Exercise goal: Give the lines of the records as a JSON list of strings, one string per line and no blank lines. Start with the first line of the records and stop after the line that contains "grid-lines xyxy=(211,113,1889,1185)", including both of those lines.

Record excerpts:
>> Begin

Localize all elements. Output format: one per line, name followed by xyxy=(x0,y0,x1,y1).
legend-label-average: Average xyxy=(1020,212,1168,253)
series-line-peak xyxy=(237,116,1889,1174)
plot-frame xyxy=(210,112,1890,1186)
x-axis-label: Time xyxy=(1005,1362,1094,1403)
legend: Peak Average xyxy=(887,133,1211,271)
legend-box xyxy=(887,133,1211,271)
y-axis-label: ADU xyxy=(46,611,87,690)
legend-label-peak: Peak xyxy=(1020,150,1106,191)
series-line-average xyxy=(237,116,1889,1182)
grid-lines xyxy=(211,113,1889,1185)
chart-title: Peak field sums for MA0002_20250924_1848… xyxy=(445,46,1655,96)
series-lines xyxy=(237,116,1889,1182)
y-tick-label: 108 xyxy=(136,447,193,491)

>> End

Completed exercise:
[
  "Localize all elements. Output format: one per line, name followed by xyxy=(x0,y0,x1,y1).",
  "legend-label-average: Average xyxy=(1020,212,1168,253)",
  "series-line-peak xyxy=(237,116,1889,1174)",
  "plot-frame xyxy=(210,112,1890,1186)",
  "x-axis-label: Time xyxy=(1005,1362,1094,1403)",
  "legend: Peak Average xyxy=(887,133,1211,271)",
  "legend-box xyxy=(887,133,1211,271)",
  "y-axis-label: ADU xyxy=(46,611,87,690)",
  "legend-label-peak: Peak xyxy=(1020,150,1106,191)",
  "series-line-average xyxy=(237,116,1889,1182)",
  "grid-lines xyxy=(211,113,1889,1185)"
]